> _Work instructions_:
Tally the lines with the word "true" and report the number alone.
-------- Recorded data --------
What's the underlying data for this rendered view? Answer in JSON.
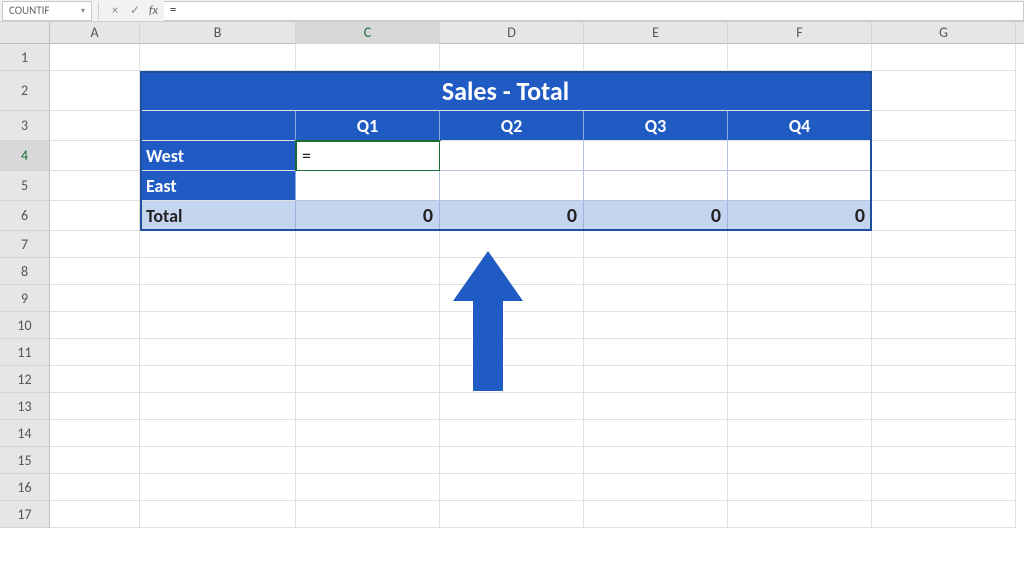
{
  "formula_bar": {
    "name_box": "COUNTIF",
    "cancel_icon": "×",
    "confirm_icon": "✓",
    "fx_label": "fx",
    "formula_value": "="
  },
  "columns": [
    "A",
    "B",
    "C",
    "D",
    "E",
    "F",
    "G"
  ],
  "active_column": "C",
  "row_labels": [
    "1",
    "2",
    "3",
    "4",
    "5",
    "6",
    "7",
    "8",
    "9",
    "10",
    "11",
    "12",
    "13",
    "14",
    "15",
    "16",
    "17"
  ],
  "active_row": "4",
  "table": {
    "title": "Sales - Total",
    "quarter_headers": [
      "Q1",
      "Q2",
      "Q3",
      "Q4"
    ],
    "rows": [
      {
        "label": "West",
        "values": [
          "=",
          "",
          "",
          ""
        ]
      },
      {
        "label": "East",
        "values": [
          "",
          "",
          "",
          ""
        ]
      }
    ],
    "total": {
      "label": "Total",
      "values": [
        "0",
        "0",
        "0",
        "0"
      ]
    }
  },
  "editing_cell": "C4",
  "annotation": {
    "arrow_points_to": "C4"
  },
  "chart_data": {
    "type": "table",
    "title": "Sales - Total",
    "columns": [
      "",
      "Q1",
      "Q2",
      "Q3",
      "Q4"
    ],
    "rows": [
      [
        "West",
        null,
        null,
        null,
        null
      ],
      [
        "East",
        null,
        null,
        null,
        null
      ],
      [
        "Total",
        0,
        0,
        0,
        0
      ]
    ],
    "note": "C4 is being edited; formula entered so far is '='"
  }
}
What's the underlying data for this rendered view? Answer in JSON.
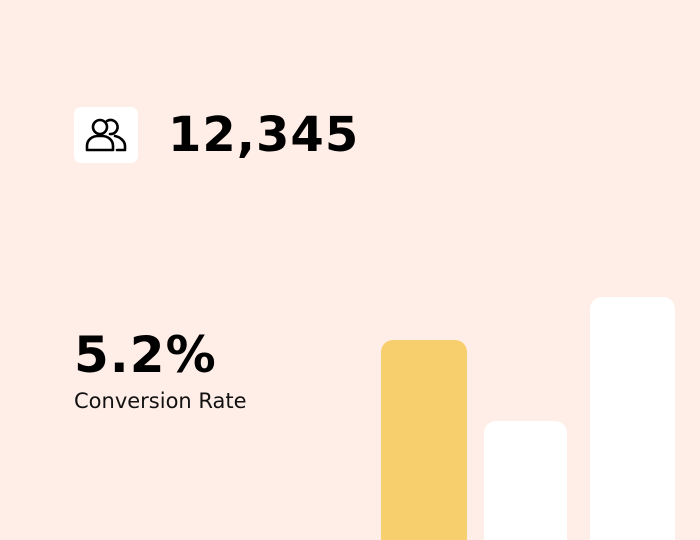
{
  "widget": {
    "users_icon": "users-icon",
    "user_count": "12,345",
    "conversion_rate": "5.2%",
    "conversion_label": "Conversion Rate"
  },
  "chart_data": {
    "type": "bar",
    "values": [
      0.74,
      0.44,
      0.9
    ],
    "colors": [
      "#F8CF6D",
      "#FFFFFF",
      "#FFFFFF"
    ]
  },
  "colors": {
    "background": "#FFEDE7",
    "accent": "#F8CF6D",
    "card": "#FFFFFF",
    "text": "#000000"
  }
}
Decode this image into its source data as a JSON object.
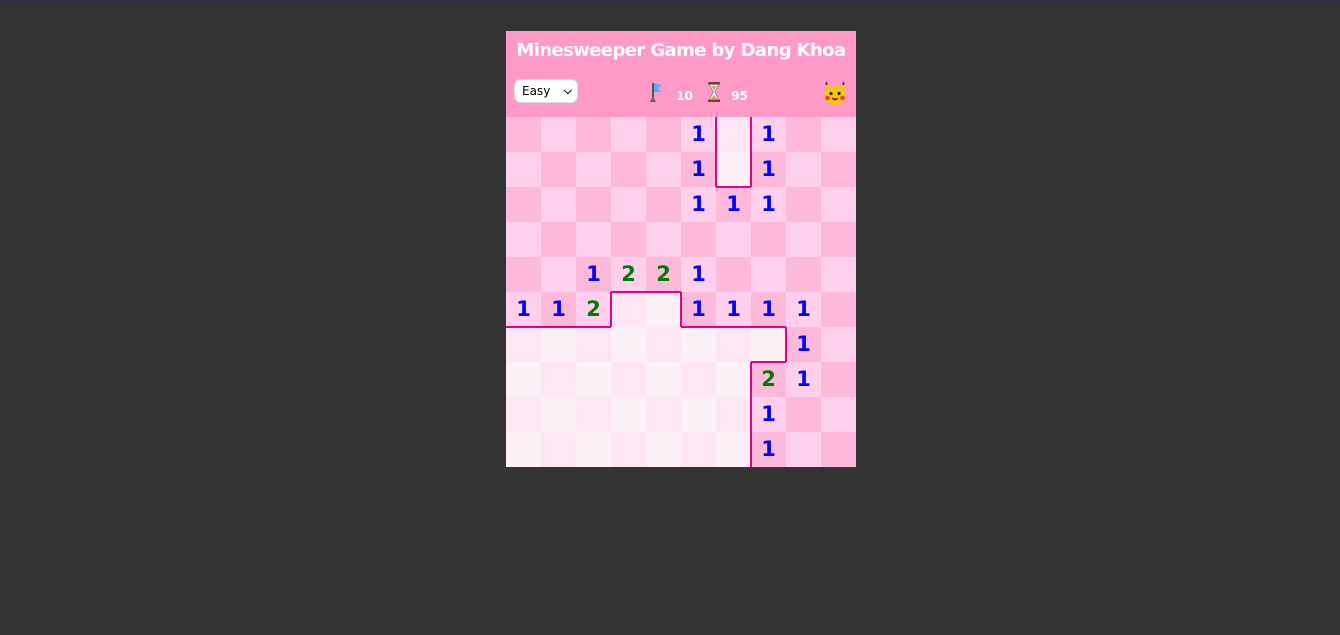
{
  "title": "Minesweeper Game by Dang Khoa",
  "level": {
    "selected": "Easy",
    "options": [
      "Easy"
    ]
  },
  "flags_left": "10",
  "timer": "95",
  "icons": {
    "flag": "flag-icon",
    "hourglass": "hourglass-icon",
    "face": "pikachu-face-icon"
  },
  "colors": {
    "header_bg": "#ff99c8",
    "hidden_dark": "#fcb9da",
    "hidden_light": "#ffcfee",
    "revealed_dark": "#ffe6f4",
    "revealed_light": "#fdf1f8",
    "number_1": "#0000ff",
    "number_2": "#007a00",
    "boundary": "#e6008c"
  },
  "board": {
    "rows": 10,
    "cols": 10,
    "cells": [
      [
        "H",
        "H",
        "H",
        "H",
        "H",
        "1",
        "E",
        "1",
        "H",
        "H"
      ],
      [
        "H",
        "H",
        "H",
        "H",
        "H",
        "1",
        "E",
        "1",
        "H",
        "H"
      ],
      [
        "H",
        "H",
        "H",
        "H",
        "H",
        "1",
        "1",
        "1",
        "H",
        "H"
      ],
      [
        "H",
        "H",
        "H",
        "H",
        "H",
        "H",
        "H",
        "H",
        "H",
        "H"
      ],
      [
        "H",
        "H",
        "1",
        "2",
        "2",
        "1",
        "H",
        "H",
        "H",
        "H"
      ],
      [
        "1",
        "1",
        "2",
        "E",
        "E",
        "1",
        "1",
        "1",
        "1",
        "H"
      ],
      [
        "E",
        "E",
        "E",
        "E",
        "E",
        "E",
        "E",
        "E",
        "1",
        "H"
      ],
      [
        "E",
        "E",
        "E",
        "E",
        "E",
        "E",
        "E",
        "2",
        "1",
        "H"
      ],
      [
        "E",
        "E",
        "E",
        "E",
        "E",
        "E",
        "E",
        "1",
        "H",
        "H"
      ],
      [
        "E",
        "E",
        "E",
        "E",
        "E",
        "E",
        "E",
        "1",
        "H",
        "H"
      ]
    ]
  }
}
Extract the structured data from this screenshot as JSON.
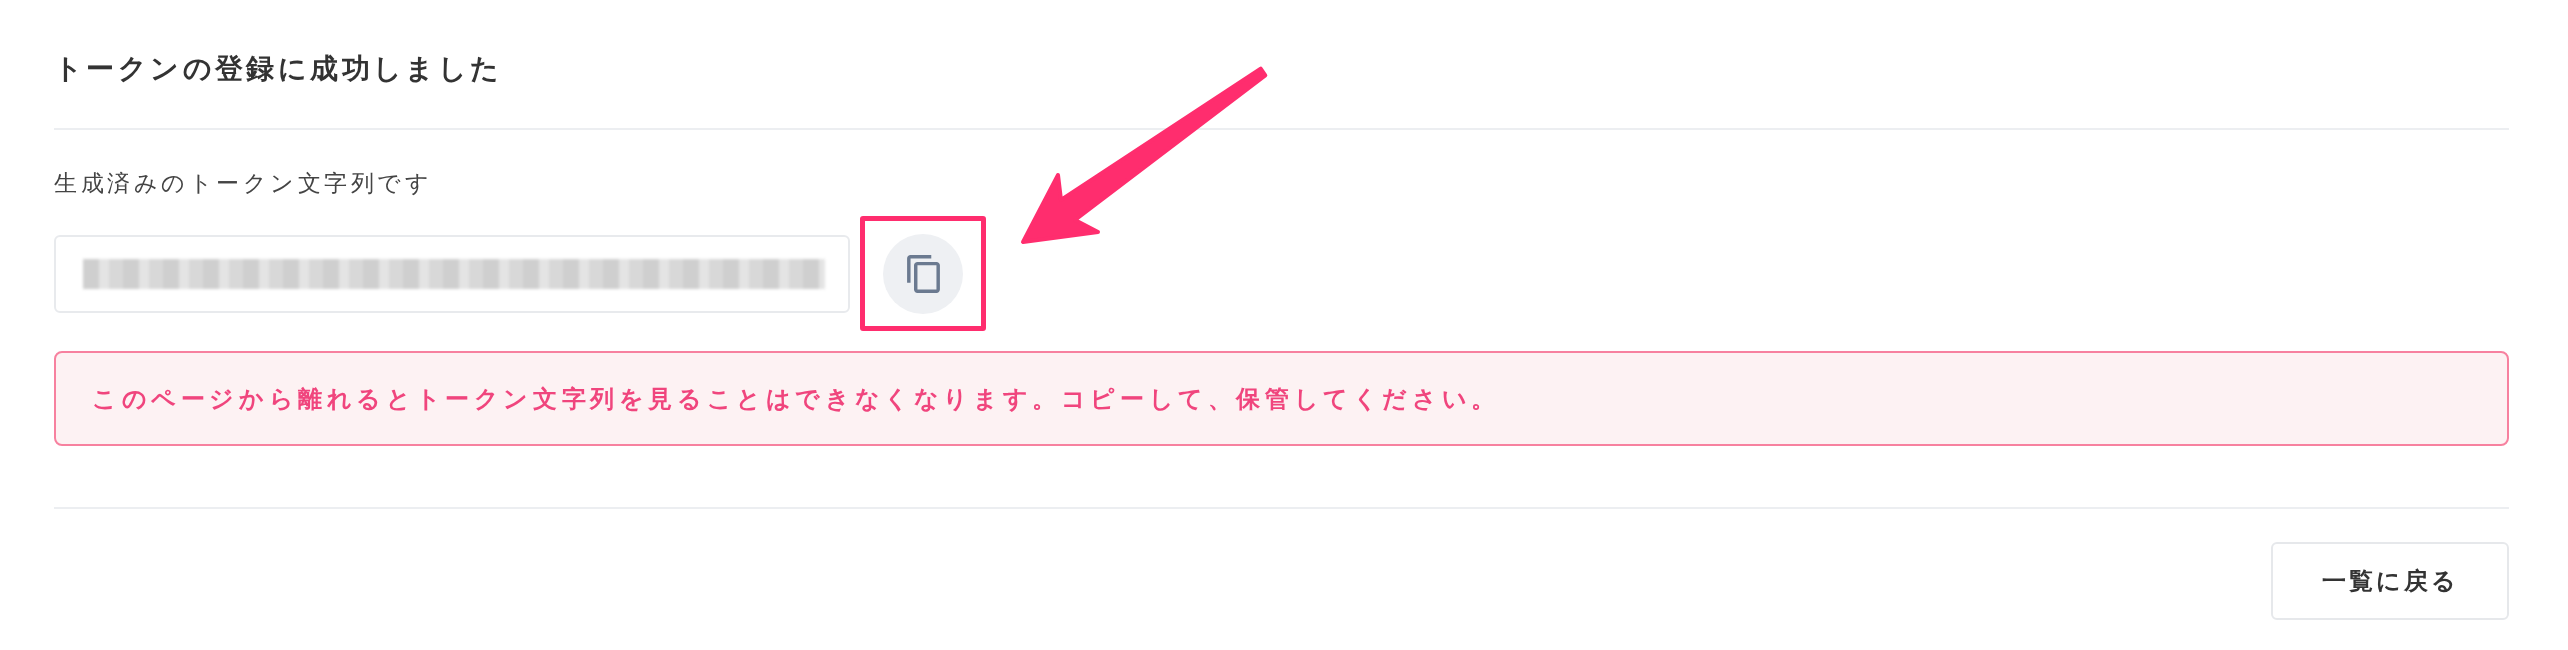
{
  "title": "トークンの登録に成功しました",
  "token": {
    "label": "生成済みのトークン文字列です"
  },
  "copy_button": {
    "highlighted": true
  },
  "alert": {
    "message": "このページから離れるとトークン文字列を見ることはできなくなります。コピーして、保管してください。"
  },
  "footer": {
    "buttons": [
      "一覧に戻る"
    ]
  }
}
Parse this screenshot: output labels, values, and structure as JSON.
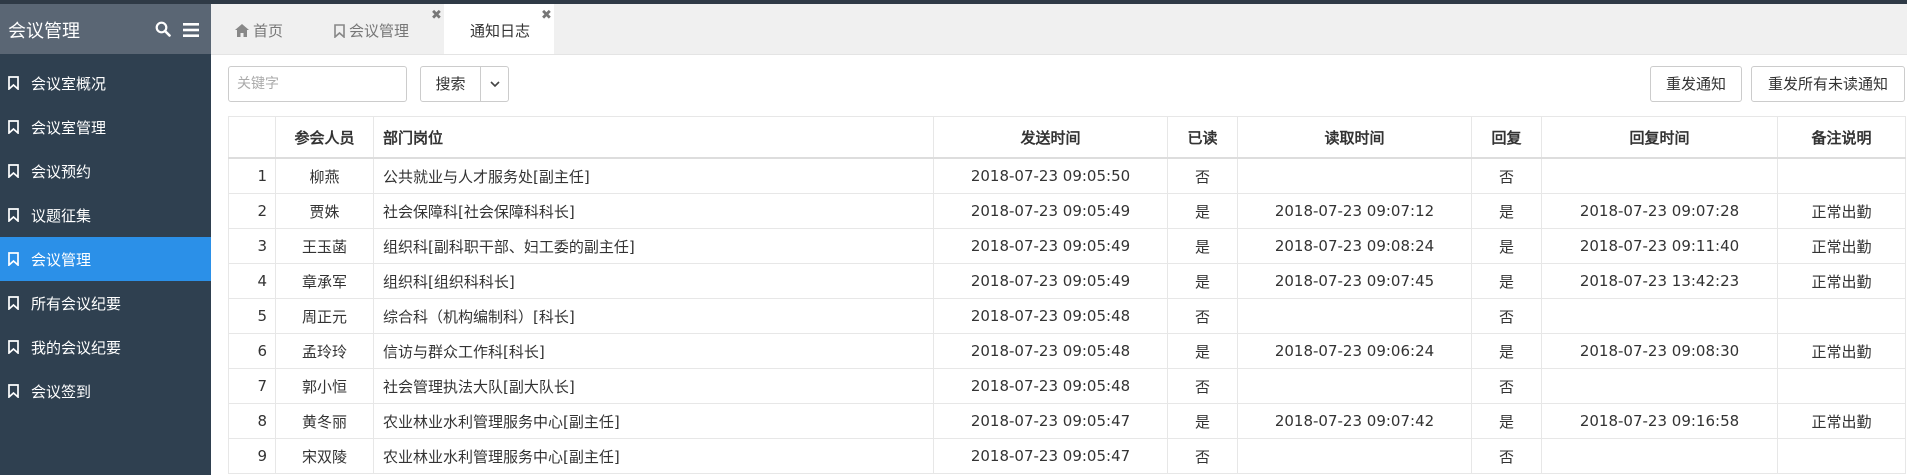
{
  "sidebar": {
    "title": "会议管理",
    "items": [
      {
        "label": "会议室概况",
        "active": false
      },
      {
        "label": "会议室管理",
        "active": false
      },
      {
        "label": "会议预约",
        "active": false
      },
      {
        "label": "议题征集",
        "active": false
      },
      {
        "label": "会议管理",
        "active": true
      },
      {
        "label": "所有会议纪要",
        "active": false
      },
      {
        "label": "我的会议纪要",
        "active": false
      },
      {
        "label": "会议签到",
        "active": false
      }
    ]
  },
  "tabs": [
    {
      "label": "首页",
      "icon": "home-icon",
      "closable": false,
      "active": false
    },
    {
      "label": "会议管理",
      "icon": "bookmark-icon",
      "closable": true,
      "active": false
    },
    {
      "label": "通知日志",
      "icon": "",
      "closable": true,
      "active": true
    }
  ],
  "toolbar": {
    "keyword_placeholder": "关键字",
    "search_label": "搜索",
    "resend_label": "重发通知",
    "resend_all_label": "重发所有未读通知"
  },
  "table": {
    "columns": [
      "",
      "参会人员",
      "部门岗位",
      "发送时间",
      "已读",
      "读取时间",
      "回复",
      "回复时间",
      "备注说明"
    ],
    "rows": [
      [
        "1",
        "柳燕",
        "公共就业与人才服务处[副主任]",
        "2018-07-23 09:05:50",
        "否",
        "",
        "否",
        "",
        ""
      ],
      [
        "2",
        "贾姝",
        "社会保障科[社会保障科科长]",
        "2018-07-23 09:05:49",
        "是",
        "2018-07-23 09:07:12",
        "是",
        "2018-07-23 09:07:28",
        "正常出勤"
      ],
      [
        "3",
        "王玉菡",
        "组织科[副科职干部、妇工委的副主任]",
        "2018-07-23 09:05:49",
        "是",
        "2018-07-23 09:08:24",
        "是",
        "2018-07-23 09:11:40",
        "正常出勤"
      ],
      [
        "4",
        "章承军",
        "组织科[组织科科长]",
        "2018-07-23 09:05:49",
        "是",
        "2018-07-23 09:07:45",
        "是",
        "2018-07-23 13:42:23",
        "正常出勤"
      ],
      [
        "5",
        "周正元",
        "综合科（机构编制科）[科长]",
        "2018-07-23 09:05:48",
        "否",
        "",
        "否",
        "",
        ""
      ],
      [
        "6",
        "孟玲玲",
        "信访与群众工作科[科长]",
        "2018-07-23 09:05:48",
        "是",
        "2018-07-23 09:06:24",
        "是",
        "2018-07-23 09:08:30",
        "正常出勤"
      ],
      [
        "7",
        "郭小恒",
        "社会管理执法大队[副大队长]",
        "2018-07-23 09:05:48",
        "否",
        "",
        "否",
        "",
        ""
      ],
      [
        "8",
        "黄冬丽",
        "农业林业水利管理服务中心[副主任]",
        "2018-07-23 09:05:47",
        "是",
        "2018-07-23 09:07:42",
        "是",
        "2018-07-23 09:16:58",
        "正常出勤"
      ],
      [
        "9",
        "宋双陵",
        "农业林业水利管理服务中心[副主任]",
        "2018-07-23 09:05:47",
        "否",
        "",
        "否",
        "",
        ""
      ]
    ]
  },
  "colors": {
    "sidebar_bg": "#2f4050",
    "sidebar_header_bg": "#5a6674",
    "sidebar_active_bg": "#2b90e8",
    "tabbar_bg": "#f0f0f0"
  }
}
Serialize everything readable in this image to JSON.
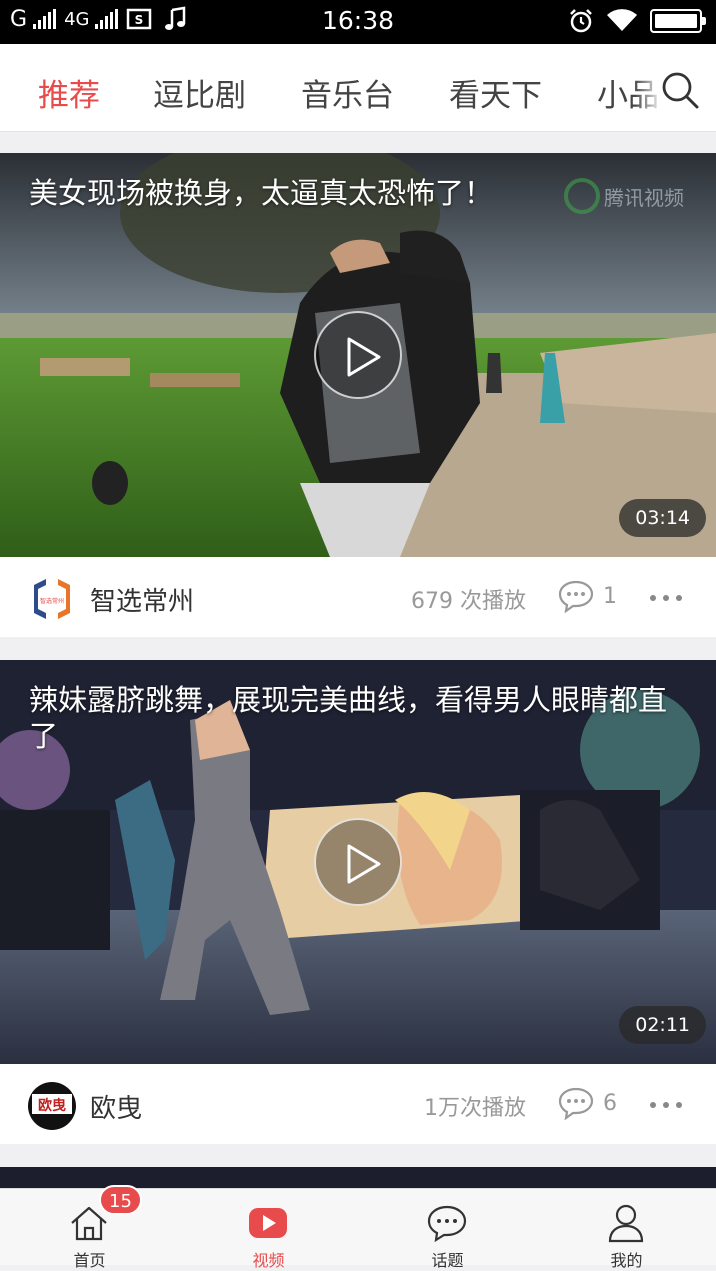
{
  "status_bar": {
    "carrier1": "G",
    "carrier2": "4G",
    "time": "16:38"
  },
  "tabs": [
    "推荐",
    "逗比剧",
    "音乐台",
    "看天下",
    "小品"
  ],
  "active_tab": "推荐",
  "videos": [
    {
      "title": "美女现场被换身，太逼真太恐怖了！",
      "duration": "03:14",
      "author": "智选常州",
      "avatar_text": "智选常州",
      "plays": "679 次播放",
      "comments": "1",
      "watermark": "腾讯视频"
    },
    {
      "title": "辣妹露脐跳舞，展现完美曲线，看得男人眼睛都直了",
      "duration": "02:11",
      "author": "欧曳",
      "avatar_text": "欧曳",
      "plays": "1万次播放",
      "comments": "6"
    }
  ],
  "bottom_nav": [
    {
      "label": "首页",
      "icon": "home-icon",
      "badge": "15"
    },
    {
      "label": "视频",
      "icon": "video-play-icon"
    },
    {
      "label": "话题",
      "icon": "chat-bubble-icon"
    },
    {
      "label": "我的",
      "icon": "user-icon"
    }
  ],
  "colors": {
    "accent": "#e84b4b",
    "status_bar": "#000000",
    "page_bg": "#f0f0f2"
  }
}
--------
> _Written answer_:
5